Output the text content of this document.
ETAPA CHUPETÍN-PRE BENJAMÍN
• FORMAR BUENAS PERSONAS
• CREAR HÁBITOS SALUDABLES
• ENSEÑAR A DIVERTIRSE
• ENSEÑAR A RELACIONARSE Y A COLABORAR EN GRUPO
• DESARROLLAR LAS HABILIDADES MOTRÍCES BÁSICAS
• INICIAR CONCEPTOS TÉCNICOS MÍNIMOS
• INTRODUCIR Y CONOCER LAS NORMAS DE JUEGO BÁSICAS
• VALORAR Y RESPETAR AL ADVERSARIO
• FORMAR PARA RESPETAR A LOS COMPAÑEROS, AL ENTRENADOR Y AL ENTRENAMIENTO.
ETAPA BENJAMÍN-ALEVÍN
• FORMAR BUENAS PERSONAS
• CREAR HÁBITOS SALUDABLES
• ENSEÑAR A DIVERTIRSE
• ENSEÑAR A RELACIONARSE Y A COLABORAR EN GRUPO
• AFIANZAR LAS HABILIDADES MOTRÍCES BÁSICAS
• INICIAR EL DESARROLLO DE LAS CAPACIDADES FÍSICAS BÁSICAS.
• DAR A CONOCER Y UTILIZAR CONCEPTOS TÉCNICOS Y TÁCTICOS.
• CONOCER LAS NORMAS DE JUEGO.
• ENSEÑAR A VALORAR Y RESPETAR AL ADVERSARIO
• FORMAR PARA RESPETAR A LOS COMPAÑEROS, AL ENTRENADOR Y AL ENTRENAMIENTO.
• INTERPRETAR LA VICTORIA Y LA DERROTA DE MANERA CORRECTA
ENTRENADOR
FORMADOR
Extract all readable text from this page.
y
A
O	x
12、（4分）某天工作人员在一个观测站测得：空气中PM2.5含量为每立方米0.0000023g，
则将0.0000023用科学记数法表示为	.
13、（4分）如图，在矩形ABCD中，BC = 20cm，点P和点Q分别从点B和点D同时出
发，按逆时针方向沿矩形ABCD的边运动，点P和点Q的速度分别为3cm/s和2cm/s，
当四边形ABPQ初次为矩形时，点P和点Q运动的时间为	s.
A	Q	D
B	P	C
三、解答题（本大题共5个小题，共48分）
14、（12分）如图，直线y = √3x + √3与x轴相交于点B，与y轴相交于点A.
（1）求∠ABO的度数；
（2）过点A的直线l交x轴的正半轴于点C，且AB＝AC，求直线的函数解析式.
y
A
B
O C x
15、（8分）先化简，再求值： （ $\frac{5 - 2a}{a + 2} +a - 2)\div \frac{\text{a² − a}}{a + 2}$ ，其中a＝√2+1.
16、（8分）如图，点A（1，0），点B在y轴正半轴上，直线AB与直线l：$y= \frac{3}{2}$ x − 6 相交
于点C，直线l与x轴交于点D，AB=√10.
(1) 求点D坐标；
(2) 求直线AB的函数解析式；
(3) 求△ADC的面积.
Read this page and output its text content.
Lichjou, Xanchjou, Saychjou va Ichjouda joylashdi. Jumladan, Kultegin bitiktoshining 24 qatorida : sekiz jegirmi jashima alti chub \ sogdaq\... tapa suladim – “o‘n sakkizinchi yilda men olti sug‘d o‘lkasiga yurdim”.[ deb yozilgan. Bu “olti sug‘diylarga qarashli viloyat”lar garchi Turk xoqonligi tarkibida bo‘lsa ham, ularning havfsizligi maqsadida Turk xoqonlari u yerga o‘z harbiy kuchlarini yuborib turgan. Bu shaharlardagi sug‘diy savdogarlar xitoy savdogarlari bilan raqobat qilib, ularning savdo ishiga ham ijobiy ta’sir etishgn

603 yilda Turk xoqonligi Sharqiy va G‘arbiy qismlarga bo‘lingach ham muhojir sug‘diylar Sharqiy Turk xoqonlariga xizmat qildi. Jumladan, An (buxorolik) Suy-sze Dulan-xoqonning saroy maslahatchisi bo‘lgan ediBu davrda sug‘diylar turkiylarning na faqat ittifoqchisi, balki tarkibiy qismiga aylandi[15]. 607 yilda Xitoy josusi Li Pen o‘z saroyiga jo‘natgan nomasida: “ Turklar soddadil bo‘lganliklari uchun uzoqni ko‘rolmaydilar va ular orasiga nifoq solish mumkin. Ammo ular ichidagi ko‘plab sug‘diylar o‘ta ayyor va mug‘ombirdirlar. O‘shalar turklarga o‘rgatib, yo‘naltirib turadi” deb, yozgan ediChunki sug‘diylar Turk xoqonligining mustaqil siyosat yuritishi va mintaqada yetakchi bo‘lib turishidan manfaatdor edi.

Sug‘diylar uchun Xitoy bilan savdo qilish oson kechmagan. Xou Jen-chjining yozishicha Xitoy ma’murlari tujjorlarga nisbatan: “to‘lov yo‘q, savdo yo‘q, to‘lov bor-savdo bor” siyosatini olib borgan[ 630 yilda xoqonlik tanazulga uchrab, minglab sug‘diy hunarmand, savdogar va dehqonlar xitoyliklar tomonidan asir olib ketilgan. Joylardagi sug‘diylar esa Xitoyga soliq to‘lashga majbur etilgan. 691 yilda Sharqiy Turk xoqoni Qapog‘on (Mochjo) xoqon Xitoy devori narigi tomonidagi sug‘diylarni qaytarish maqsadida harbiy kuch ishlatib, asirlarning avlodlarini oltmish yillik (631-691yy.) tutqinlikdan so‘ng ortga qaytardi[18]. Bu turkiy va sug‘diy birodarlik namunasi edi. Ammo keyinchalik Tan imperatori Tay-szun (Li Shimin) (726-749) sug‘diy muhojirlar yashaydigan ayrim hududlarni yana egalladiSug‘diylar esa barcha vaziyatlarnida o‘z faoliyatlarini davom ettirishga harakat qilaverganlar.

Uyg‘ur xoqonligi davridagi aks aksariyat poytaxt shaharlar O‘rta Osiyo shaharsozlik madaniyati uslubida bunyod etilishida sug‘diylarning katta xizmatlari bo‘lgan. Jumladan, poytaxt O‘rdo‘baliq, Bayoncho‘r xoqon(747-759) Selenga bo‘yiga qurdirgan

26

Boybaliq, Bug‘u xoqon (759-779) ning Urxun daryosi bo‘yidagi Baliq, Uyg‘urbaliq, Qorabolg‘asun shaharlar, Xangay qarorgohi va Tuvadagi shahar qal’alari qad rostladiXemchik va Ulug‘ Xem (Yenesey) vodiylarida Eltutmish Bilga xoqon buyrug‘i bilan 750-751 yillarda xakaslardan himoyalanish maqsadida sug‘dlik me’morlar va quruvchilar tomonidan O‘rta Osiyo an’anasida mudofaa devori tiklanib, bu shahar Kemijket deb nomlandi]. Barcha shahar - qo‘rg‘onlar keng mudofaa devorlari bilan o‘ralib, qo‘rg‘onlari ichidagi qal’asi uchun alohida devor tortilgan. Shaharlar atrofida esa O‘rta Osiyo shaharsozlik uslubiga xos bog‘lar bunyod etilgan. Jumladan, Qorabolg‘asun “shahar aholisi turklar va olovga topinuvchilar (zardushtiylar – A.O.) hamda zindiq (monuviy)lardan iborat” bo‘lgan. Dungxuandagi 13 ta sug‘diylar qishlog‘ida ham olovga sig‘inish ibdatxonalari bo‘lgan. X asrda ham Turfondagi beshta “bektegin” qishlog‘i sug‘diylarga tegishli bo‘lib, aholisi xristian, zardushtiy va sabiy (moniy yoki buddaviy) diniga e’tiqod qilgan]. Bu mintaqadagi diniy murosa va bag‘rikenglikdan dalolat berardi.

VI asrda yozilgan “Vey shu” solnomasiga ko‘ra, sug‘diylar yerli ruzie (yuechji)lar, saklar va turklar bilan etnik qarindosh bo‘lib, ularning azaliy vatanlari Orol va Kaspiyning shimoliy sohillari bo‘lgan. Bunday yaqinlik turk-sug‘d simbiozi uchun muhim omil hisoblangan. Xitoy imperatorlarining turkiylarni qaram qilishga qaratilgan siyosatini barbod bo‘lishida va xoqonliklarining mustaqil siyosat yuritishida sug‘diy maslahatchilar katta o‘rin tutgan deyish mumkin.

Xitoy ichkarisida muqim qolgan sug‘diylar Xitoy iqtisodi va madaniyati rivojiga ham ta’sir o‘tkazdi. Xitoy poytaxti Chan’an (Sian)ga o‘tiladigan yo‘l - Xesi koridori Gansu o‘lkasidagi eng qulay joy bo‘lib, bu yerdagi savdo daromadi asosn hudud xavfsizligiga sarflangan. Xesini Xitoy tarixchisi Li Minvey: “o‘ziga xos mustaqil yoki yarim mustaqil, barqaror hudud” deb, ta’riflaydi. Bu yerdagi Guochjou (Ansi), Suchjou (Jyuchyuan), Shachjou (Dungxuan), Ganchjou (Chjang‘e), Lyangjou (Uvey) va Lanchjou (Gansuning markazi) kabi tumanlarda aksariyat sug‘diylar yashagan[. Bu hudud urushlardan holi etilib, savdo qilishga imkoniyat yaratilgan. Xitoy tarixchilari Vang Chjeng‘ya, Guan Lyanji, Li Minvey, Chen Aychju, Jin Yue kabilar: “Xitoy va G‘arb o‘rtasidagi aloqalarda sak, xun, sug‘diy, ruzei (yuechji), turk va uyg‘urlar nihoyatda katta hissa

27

▶ WORK TO BE COMPLETED
List each line holding the string "CONOCER".

▶ RESPONSE FOR THIS EXERCISE
• INTRODUCIR Y CONOCER LAS NORMAS DE JUEGO BÁSICAS
• DAR A CONOCER Y UTILIZAR CONCEPTOS TÉCNICOS Y TÁCTICOS.
• CONOCER LAS NORMAS DE JUEGO.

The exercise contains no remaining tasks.